_What the exercise asks_. List all lines in the material below that contain "this".

++++++++++++++++++++

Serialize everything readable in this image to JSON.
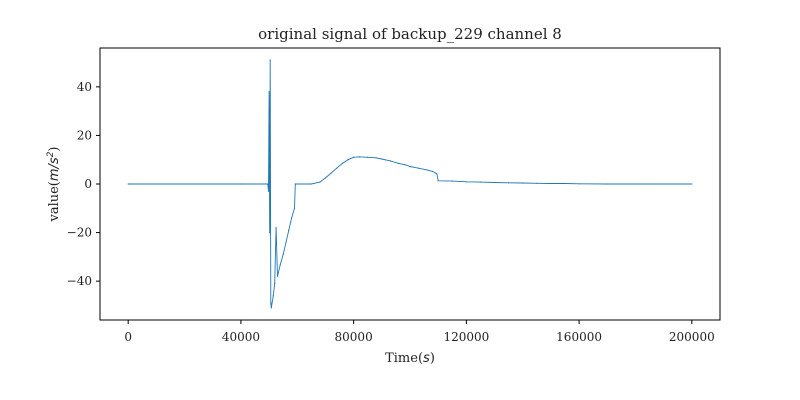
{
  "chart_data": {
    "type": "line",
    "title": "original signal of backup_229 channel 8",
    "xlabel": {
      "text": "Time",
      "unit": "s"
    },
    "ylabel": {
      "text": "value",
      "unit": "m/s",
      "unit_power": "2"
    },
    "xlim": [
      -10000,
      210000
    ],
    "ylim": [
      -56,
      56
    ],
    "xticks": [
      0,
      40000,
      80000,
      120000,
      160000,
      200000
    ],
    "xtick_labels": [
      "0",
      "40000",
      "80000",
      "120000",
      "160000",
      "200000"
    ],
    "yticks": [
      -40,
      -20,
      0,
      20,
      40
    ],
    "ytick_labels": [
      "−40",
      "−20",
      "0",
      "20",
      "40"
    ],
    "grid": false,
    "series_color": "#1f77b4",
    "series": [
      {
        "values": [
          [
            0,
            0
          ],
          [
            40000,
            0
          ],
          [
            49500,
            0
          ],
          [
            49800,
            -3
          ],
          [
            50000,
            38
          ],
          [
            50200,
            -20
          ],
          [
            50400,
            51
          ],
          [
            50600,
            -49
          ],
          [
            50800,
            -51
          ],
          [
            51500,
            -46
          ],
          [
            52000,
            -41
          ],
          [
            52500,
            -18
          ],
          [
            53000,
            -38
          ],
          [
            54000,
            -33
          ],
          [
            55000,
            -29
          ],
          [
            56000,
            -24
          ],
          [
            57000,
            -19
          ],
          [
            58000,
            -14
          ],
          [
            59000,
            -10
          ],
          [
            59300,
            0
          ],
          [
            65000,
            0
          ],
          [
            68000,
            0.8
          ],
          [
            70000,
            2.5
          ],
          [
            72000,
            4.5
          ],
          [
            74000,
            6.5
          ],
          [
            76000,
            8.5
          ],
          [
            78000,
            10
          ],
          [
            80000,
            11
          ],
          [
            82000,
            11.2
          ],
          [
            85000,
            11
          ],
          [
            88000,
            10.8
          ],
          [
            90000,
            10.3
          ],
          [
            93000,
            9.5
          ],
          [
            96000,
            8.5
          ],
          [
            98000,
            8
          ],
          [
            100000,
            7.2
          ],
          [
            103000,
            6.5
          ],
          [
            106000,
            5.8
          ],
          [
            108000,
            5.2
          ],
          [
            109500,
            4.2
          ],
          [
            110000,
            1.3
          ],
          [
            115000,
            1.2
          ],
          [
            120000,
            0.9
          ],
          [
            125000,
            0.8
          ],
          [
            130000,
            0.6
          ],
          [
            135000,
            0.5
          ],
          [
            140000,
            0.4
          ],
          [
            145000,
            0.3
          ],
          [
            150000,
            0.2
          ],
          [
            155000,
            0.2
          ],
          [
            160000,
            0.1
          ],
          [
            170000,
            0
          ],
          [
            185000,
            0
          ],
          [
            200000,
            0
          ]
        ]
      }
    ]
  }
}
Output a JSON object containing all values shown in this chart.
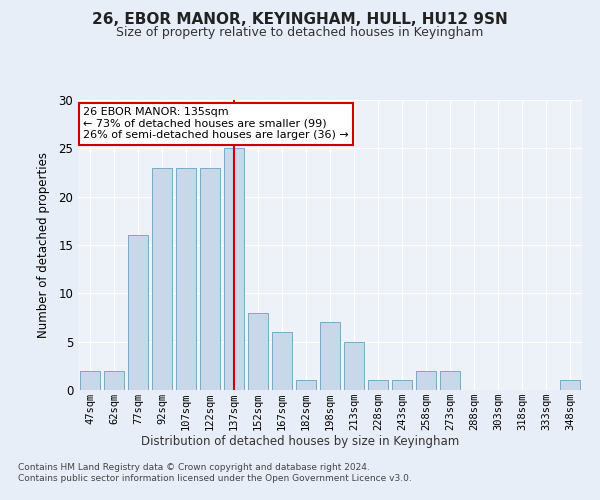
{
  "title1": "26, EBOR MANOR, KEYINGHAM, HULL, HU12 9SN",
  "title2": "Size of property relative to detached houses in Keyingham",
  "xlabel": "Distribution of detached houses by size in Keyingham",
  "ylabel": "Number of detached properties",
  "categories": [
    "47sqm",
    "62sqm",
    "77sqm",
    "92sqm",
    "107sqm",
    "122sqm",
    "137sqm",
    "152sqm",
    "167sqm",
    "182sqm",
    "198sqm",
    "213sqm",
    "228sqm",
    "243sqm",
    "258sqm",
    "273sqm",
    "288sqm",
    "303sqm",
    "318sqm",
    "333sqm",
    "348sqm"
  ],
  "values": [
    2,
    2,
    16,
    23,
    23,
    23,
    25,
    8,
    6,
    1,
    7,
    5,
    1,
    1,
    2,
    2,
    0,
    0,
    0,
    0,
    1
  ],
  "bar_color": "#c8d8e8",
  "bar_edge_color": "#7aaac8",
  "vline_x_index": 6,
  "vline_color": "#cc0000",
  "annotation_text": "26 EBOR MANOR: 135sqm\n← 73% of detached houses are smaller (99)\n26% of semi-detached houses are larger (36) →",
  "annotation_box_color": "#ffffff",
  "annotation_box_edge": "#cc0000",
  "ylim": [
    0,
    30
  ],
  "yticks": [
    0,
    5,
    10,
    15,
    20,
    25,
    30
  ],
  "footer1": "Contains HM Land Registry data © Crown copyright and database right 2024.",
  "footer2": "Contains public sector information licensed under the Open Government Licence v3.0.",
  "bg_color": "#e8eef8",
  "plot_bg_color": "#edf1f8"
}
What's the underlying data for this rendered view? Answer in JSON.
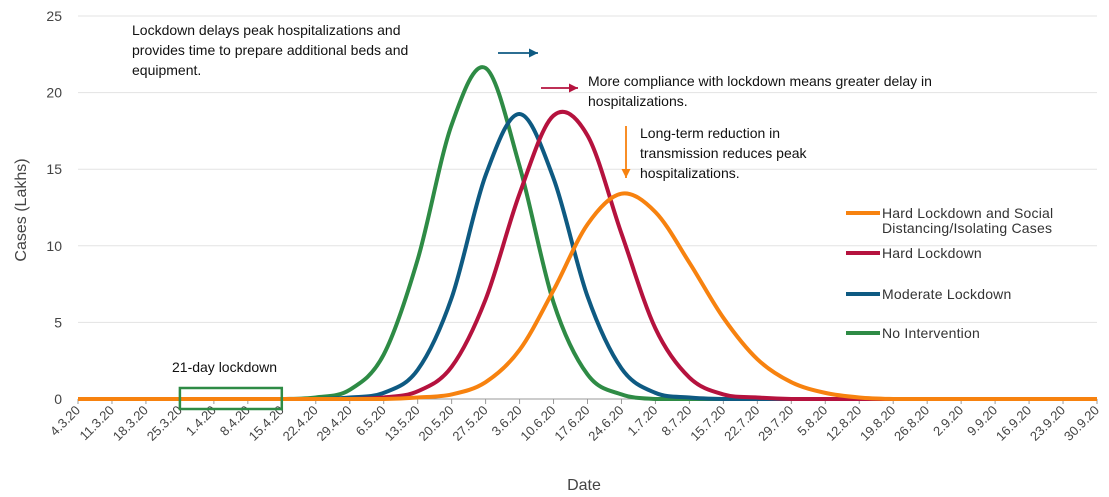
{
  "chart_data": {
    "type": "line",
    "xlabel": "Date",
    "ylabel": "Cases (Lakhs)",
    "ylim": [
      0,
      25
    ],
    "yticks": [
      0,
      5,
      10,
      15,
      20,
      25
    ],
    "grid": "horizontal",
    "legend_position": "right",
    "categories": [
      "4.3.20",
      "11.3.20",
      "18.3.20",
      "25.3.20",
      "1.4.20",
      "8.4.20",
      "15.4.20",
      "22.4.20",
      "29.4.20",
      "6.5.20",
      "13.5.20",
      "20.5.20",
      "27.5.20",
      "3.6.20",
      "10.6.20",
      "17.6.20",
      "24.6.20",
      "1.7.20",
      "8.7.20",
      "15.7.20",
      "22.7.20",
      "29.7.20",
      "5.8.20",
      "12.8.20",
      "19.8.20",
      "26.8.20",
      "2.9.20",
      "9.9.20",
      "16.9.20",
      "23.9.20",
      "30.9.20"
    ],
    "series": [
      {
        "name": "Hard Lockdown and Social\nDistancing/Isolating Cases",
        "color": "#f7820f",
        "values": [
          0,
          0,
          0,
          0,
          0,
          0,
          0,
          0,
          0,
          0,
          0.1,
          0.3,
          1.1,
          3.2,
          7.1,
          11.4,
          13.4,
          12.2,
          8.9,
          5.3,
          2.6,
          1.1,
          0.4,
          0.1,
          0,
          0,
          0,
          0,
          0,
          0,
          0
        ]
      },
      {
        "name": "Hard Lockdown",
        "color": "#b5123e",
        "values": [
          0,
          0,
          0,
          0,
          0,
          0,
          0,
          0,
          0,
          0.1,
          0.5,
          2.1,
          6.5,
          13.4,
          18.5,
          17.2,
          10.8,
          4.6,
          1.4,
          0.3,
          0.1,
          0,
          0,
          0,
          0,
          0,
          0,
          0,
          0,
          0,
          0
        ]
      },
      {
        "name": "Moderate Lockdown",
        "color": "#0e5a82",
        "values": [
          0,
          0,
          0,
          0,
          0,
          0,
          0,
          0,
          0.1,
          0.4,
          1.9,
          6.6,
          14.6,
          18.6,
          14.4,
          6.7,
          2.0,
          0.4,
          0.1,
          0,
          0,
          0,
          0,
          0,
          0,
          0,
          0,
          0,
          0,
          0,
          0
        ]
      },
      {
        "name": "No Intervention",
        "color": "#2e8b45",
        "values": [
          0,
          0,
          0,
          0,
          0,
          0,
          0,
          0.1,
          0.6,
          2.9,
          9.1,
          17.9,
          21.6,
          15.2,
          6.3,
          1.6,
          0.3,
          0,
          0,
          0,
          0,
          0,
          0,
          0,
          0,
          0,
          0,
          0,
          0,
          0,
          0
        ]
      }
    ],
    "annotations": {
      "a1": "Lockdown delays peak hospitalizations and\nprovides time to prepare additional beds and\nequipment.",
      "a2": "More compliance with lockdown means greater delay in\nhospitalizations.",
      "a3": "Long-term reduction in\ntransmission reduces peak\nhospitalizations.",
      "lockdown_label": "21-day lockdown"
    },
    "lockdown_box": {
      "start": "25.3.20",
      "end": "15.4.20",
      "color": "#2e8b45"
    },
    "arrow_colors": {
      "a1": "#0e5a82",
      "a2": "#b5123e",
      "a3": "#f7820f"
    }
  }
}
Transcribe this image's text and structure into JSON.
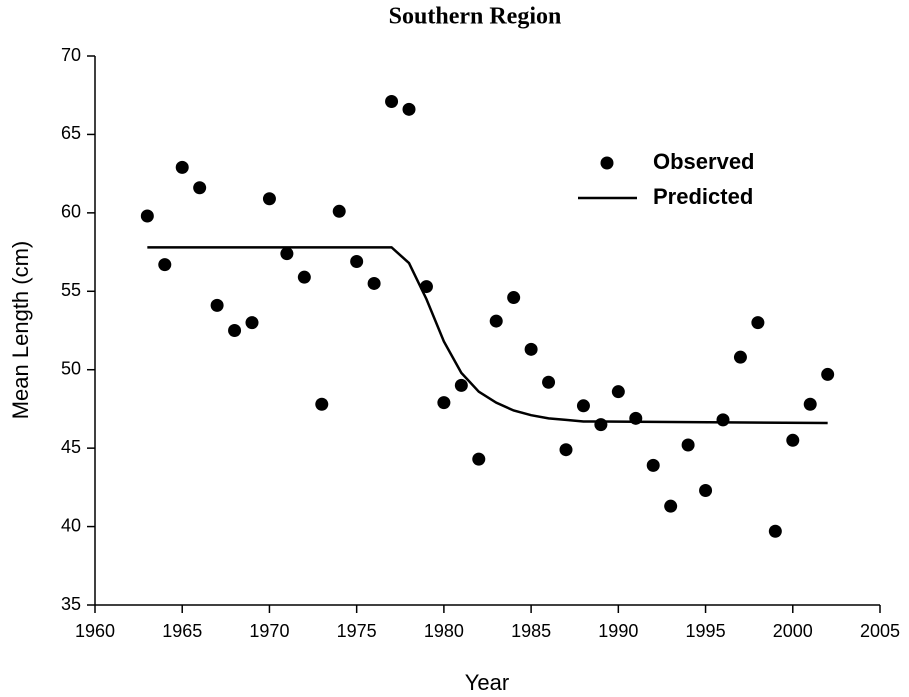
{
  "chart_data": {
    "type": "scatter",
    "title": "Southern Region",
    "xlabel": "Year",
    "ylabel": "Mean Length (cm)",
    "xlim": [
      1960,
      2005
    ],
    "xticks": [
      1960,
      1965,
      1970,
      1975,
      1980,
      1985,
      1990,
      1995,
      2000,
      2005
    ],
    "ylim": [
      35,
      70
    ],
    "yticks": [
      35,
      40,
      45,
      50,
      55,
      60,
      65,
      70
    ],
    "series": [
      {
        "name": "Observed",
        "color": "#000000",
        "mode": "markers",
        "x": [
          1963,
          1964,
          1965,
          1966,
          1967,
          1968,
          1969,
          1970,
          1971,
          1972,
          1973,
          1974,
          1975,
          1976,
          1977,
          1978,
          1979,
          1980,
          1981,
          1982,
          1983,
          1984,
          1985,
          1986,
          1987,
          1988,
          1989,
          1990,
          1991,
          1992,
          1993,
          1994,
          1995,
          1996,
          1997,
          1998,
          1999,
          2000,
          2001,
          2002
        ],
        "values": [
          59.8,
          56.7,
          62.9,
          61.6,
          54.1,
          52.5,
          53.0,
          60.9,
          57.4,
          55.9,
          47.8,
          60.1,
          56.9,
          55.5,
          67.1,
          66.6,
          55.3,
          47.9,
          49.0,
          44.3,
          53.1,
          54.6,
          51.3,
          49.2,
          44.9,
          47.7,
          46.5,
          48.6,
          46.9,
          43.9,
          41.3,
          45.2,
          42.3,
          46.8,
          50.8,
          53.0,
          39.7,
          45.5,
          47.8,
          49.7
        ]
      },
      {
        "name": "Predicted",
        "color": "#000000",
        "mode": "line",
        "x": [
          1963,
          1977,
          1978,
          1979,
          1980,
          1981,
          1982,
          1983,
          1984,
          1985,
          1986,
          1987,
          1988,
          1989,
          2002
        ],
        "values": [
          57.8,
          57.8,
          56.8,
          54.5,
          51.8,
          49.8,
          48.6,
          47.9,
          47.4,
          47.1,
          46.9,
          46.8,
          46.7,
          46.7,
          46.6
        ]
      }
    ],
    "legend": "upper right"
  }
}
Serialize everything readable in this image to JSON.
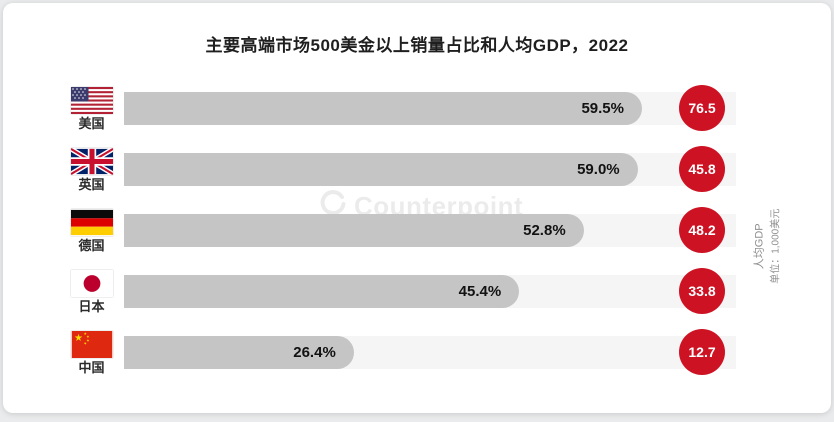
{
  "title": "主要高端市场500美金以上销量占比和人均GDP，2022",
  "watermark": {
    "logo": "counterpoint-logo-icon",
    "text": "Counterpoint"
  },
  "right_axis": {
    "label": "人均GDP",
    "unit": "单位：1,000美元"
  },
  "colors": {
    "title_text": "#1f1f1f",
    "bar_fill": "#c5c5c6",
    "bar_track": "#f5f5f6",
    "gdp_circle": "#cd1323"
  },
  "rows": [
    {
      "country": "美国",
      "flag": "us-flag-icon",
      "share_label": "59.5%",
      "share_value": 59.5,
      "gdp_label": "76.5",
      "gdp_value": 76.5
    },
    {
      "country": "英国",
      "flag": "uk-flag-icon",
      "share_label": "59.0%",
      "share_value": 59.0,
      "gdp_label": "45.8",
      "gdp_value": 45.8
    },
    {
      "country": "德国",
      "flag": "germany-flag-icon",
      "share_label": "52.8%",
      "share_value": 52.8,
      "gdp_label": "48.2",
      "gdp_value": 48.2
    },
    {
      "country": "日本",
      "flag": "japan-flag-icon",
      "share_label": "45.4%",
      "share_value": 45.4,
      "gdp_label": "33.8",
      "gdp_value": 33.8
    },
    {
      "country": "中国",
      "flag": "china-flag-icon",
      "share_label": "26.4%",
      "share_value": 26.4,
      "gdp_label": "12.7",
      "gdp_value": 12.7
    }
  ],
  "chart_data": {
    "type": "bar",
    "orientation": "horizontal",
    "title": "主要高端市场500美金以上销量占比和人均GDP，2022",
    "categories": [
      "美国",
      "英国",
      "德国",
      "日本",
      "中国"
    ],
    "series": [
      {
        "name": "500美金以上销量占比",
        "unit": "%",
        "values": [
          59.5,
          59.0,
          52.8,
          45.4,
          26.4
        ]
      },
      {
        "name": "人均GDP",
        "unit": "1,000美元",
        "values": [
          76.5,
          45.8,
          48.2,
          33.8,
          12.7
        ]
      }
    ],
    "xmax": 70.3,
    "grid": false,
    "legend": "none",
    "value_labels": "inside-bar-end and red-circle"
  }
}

++++++++++++++++++++

_Exercise result_.
Serialize everything readable in this image to JSON.
Output a JSON object containing all values shown in this chart.
What's the underlying data for this rendered view? Answer in JSON.
Transcribe this image's text and structure into JSON.
Serialize everything readable in this image to JSON.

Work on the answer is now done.